REQUIREMENT: Each line that contains the string "title" counts once; report how many such lines appear in the data, as a number only.

INPUT MATERIAL:
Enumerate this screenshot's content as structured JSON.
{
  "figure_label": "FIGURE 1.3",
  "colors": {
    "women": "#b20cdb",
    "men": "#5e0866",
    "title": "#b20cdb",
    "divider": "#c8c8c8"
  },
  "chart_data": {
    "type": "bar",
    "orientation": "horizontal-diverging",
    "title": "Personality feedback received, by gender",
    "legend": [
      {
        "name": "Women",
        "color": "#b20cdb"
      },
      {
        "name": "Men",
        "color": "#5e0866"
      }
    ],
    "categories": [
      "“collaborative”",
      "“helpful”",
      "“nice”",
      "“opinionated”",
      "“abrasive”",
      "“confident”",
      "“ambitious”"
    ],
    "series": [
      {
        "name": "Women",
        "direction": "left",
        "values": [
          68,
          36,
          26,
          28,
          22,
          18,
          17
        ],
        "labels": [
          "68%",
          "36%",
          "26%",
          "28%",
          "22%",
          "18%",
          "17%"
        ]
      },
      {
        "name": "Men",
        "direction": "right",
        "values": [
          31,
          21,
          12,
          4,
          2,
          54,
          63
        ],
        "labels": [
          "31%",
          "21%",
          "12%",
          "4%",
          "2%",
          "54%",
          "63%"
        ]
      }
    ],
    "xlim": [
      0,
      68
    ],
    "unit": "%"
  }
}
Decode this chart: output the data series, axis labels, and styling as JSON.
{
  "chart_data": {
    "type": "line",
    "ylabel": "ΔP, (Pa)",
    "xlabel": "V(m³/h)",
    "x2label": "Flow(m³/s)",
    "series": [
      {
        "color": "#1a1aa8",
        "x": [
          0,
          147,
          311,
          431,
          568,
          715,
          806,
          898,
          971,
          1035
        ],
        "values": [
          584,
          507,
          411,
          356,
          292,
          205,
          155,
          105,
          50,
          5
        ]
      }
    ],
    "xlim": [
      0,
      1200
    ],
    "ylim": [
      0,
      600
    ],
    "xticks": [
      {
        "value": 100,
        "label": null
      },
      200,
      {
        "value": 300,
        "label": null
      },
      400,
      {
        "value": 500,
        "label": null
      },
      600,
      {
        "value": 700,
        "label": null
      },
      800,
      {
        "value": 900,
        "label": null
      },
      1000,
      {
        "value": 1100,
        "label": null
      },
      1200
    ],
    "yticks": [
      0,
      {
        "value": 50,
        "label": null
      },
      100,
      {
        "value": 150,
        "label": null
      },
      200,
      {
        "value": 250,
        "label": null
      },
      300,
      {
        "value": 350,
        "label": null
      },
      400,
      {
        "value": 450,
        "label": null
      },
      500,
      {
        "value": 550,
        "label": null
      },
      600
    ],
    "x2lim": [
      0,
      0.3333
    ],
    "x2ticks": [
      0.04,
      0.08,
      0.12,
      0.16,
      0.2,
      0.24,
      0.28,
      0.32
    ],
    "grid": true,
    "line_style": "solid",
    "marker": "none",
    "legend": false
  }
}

---

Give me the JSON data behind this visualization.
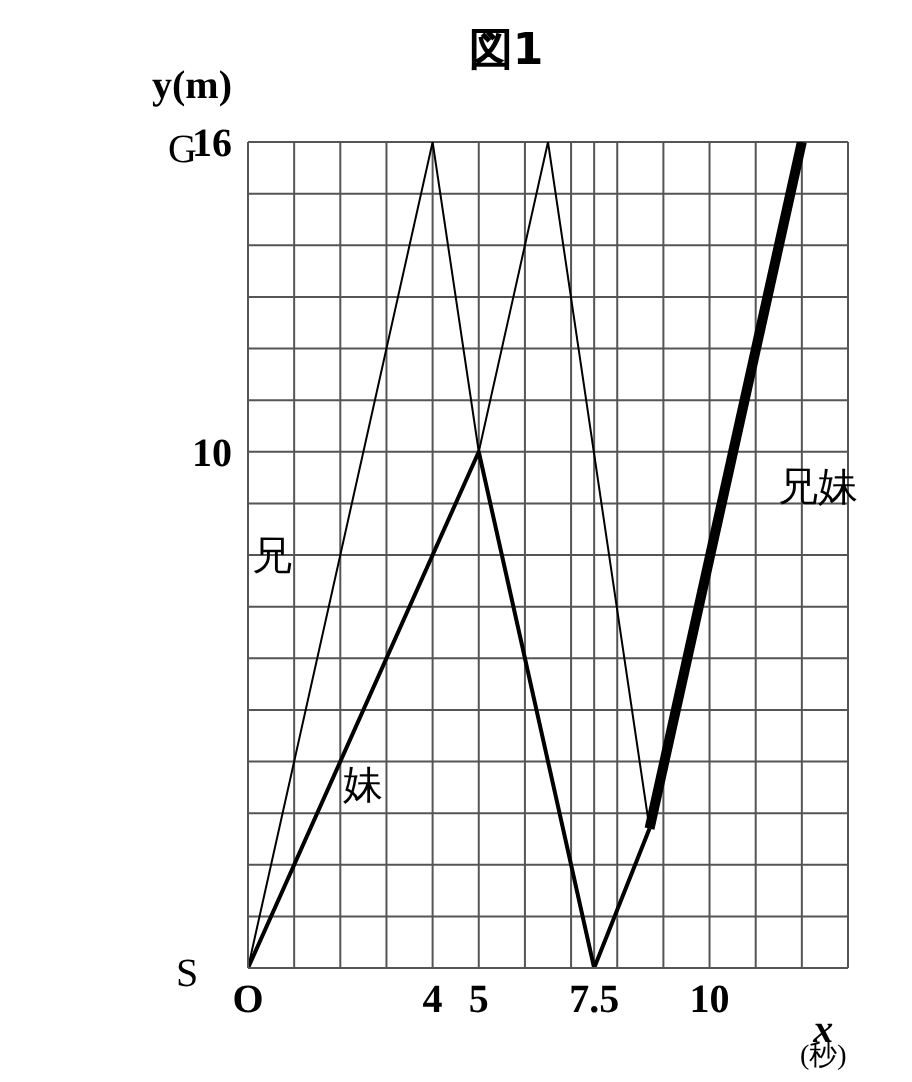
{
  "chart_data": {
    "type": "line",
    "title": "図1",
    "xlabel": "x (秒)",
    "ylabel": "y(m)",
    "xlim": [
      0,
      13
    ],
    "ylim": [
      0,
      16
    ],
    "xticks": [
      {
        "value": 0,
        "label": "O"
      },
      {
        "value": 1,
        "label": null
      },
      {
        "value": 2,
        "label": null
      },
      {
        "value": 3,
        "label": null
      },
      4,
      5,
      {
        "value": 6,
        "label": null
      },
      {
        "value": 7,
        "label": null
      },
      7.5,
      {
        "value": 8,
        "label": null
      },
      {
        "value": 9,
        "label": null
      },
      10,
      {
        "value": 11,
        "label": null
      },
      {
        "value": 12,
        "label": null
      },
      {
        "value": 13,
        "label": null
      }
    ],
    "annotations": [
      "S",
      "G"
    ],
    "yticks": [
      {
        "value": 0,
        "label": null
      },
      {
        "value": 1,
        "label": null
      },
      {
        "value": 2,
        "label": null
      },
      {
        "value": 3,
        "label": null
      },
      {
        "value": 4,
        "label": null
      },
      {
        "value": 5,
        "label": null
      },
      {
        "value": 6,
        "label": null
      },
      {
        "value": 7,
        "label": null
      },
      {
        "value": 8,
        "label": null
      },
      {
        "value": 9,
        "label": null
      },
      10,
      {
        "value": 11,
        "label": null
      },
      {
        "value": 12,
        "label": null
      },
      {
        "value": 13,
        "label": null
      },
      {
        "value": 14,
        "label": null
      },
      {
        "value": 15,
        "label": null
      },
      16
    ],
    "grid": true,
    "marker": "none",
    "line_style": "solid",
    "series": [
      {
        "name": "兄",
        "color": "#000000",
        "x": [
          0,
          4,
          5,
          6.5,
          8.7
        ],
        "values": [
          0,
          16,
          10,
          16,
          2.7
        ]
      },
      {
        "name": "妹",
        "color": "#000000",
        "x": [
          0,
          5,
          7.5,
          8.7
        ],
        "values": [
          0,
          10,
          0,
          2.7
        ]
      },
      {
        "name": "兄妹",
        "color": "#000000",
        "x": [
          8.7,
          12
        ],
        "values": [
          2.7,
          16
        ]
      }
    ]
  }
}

ANSWER FOR THIS EXERCISE: 3